• Brief 1
Name every organization that the opinion piece on Texas and Medicaid expansion mentions.
• Brief 2
Carry on the opinion piece on Texas and Medicaid expansion, picking up after its final sentence.

• Selected excerpt

What does Texas understand that other states don’t?

With the recent addition of North Carolina and South Dakota, 40 states have now opted to expand Medicaid coverage. Texas legislators ignored the lure of “easy money” from Washington and nixed the idea again. Who’s right?

Texas Medical Association lobbyists told state legislators that expanding Medicaid eligibility would reduce the number of uninsured by half, producing $5.4 billion a year in federal matching funds in exchange for $650 million a year in new state spending.

It’s the same bill of goods that lobbyists in other states used to pitch Medicaid expansion. But the numbers don’t add up.

According to calculations by the Foundation for Government Accountability, expansion states forecast that their total Medicaid enrollment would increase by about 6.5 million. As of 2022, the actual increase stood at 16.7 million.

Medicaid costs have also significantly exceeded forecasts. In 2012, the Department of Health and Human Services predicted annual costs would average $4,000 per person. By 2018, the actual costs were 50% higher: $6,100 per person.

Medicaid expansion, encouraged by the Affordable Care Act, has helped reduce the percentage of uninsured, lowering it from 17.8% in 2010 to 10.9% by 2019. But supply didn’t rise to meet the increased demand.

Instead, the overall number of annual physician visits decreased from an average of 332 per 100 people in 2010 to 276 per 100 in 2018.

The small uptick in physician visits among low-income patients was offset by small reductions among the rest of the population.

Expanding Medicaid to the relatively healthy might make sense if it improved general health. But there is little evidence it does. In Oregon, for example, a first-of-its-kind controlled trial tracked individuals who applied for Medicaid through a lottery.

After two years, there was no discernible difference in the health of coverage winners and losers.

Health outcomes aside, the Texas medical establishment apparently was hoping the added $5.4 billion in Medicaid matching payments from Washington would improve the bottom line. That was wishful thinking.

Medicaid reimbursement rates are generally lower than both commercial insurance payments and total provider costs.

Research shows that lower-income working-age people often substitute Medicaid for existing private coverage, which typically requires out-of-pocket cash payments for co-pays and deductibles. This reduces providers’ overall compensation.

• Records
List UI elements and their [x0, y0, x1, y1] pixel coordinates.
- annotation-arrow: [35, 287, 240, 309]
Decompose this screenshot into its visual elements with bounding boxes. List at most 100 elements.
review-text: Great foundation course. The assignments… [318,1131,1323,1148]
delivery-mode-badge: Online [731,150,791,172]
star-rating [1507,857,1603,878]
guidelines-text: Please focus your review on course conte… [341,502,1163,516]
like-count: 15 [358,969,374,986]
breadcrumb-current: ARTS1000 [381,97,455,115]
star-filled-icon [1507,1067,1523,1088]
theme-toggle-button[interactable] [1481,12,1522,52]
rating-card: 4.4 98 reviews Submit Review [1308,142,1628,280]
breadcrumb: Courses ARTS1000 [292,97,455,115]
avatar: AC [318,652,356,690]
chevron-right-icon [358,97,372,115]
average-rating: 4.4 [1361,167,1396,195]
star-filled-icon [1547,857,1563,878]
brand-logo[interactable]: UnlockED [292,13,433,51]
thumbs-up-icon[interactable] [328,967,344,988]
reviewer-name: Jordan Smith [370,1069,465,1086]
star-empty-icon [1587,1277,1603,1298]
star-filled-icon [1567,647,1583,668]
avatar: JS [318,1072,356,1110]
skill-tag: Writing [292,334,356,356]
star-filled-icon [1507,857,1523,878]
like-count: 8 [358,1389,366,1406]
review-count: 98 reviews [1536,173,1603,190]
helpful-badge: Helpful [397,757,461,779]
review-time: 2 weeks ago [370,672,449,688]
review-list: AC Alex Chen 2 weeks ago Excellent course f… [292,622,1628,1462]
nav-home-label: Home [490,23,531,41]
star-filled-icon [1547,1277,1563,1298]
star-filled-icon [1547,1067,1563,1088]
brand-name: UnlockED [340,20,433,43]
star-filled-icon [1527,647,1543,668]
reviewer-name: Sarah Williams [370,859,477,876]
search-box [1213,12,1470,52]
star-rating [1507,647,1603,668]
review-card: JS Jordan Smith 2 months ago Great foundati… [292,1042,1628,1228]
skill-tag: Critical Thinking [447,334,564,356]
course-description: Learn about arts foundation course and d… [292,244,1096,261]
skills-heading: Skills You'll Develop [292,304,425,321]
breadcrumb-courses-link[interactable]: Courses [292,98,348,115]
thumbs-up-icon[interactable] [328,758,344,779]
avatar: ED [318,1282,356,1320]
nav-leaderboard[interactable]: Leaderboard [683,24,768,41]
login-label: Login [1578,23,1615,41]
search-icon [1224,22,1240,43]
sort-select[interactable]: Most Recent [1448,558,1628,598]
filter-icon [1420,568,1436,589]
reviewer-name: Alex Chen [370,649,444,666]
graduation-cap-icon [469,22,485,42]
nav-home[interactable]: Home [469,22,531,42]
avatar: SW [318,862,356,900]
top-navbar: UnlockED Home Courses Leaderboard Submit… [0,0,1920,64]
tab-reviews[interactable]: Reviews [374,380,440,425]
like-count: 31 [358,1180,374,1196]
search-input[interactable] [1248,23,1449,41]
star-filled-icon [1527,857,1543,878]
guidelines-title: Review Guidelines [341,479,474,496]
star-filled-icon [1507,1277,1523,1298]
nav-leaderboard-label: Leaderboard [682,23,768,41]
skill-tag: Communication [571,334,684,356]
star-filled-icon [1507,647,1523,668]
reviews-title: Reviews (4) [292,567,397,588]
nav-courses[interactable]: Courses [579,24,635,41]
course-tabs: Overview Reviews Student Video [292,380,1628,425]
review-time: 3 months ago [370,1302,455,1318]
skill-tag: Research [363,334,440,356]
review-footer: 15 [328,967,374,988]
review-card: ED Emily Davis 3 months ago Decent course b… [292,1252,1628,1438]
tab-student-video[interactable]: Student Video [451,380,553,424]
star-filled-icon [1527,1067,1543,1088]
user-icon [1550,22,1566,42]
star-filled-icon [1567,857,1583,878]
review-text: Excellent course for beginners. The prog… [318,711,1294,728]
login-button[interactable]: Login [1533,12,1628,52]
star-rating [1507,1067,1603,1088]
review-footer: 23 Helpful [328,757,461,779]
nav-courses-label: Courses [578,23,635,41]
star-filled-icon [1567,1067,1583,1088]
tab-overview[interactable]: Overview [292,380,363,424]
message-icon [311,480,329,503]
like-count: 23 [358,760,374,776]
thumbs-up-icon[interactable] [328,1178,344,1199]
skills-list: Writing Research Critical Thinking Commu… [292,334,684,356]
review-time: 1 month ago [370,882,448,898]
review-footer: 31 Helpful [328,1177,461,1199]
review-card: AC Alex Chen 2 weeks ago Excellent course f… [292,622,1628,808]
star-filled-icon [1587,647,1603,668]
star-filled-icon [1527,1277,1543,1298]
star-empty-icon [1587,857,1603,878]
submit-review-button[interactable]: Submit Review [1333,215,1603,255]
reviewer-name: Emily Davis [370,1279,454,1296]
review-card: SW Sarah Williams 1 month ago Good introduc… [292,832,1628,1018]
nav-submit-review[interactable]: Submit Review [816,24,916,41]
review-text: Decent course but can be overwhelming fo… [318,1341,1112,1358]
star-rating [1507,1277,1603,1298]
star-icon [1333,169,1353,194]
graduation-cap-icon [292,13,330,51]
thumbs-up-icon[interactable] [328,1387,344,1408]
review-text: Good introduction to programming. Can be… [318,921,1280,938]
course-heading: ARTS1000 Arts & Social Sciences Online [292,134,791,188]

• Reply 1
Texas Medical Association, Foundation for Government Accountability, Department of Health and Human Services

• Reply 2
Below-cost payments may be manageable when Medicaid covers a relatively small portion of the population, but when Medicaid replaces private payers for large portions of the population, the combination of below-cost payments, reduced commercial insurance payments, and increased regulatory costs, invariably exceeds the savings providers realize from providing less uncompensated care.

A 2020 analysis of IRS filings for 2,253 nonprofit hospitals in expansion and nonexpansion states confirms this. The analysis showed that Medicaid expansion reduced reported uncompensated-care costs by an average of $1.11 million between 2012 and 2016.

But it also increased average losses, largely due to reduced income from commercial insurance and below-cost Medicaid reimbursements, by $1.63 million.

For Texas lawmakers, the fight over Medicaid expansion couldn’t have come at a more opportune time: As state health care providers were grappling with the extraordinary staffing and financial burdens caused by the federal government’s unprecedented tolerance of illegal immigration.

This certainly helped focus their attention, as did the testimony of Dr. Robert Trenschel, president and CEO of Arizona’s Yuma Regional Medical Center, who told Congress earlier this year that providing uncompensated care for migrants cost his hospital $26 million in 2022 (helping to produce an operating loss of $14.2 million, according to HMP Metrics.)

The influx of migrants also has been “crowding out Yuma’s residents, competing for beds in the emergency room or forcing delays in elective surgery,” according to news reports. Complicating the problem are persistent staffing shortages. Staff, not physical beds, is the binding constraint for most hospitals. Yuma Regional is licensed for 406 beds, but at the pay rates it can afford, it usually staffs only 250 to 270 beds.

Texas border hospitals face similar problems. Medicaid expansion would have only exacerbated them.

To their credit, Texas lawmakers saw through the false economics of Medicaid expansion.

Even if expanding eligibility cost “only” $650 million per year, they understood that the same $650 million could be used to defray some of the costs imposed on hospitals, physician practices, and Texas citizens by the unprecedented level of immigration.

Or it could be used to improve care for those already covered by Medicaid. Some 114,000 developmentally and intellectually disabled Texans enrolled in Texas Medicaid have spent years on waiting lists for home- and community-based care they were promised but never received.

Shouldn’t public money be used to meet existing needs such as these before it’s spent on new benefits for healthy, able-bodied adults?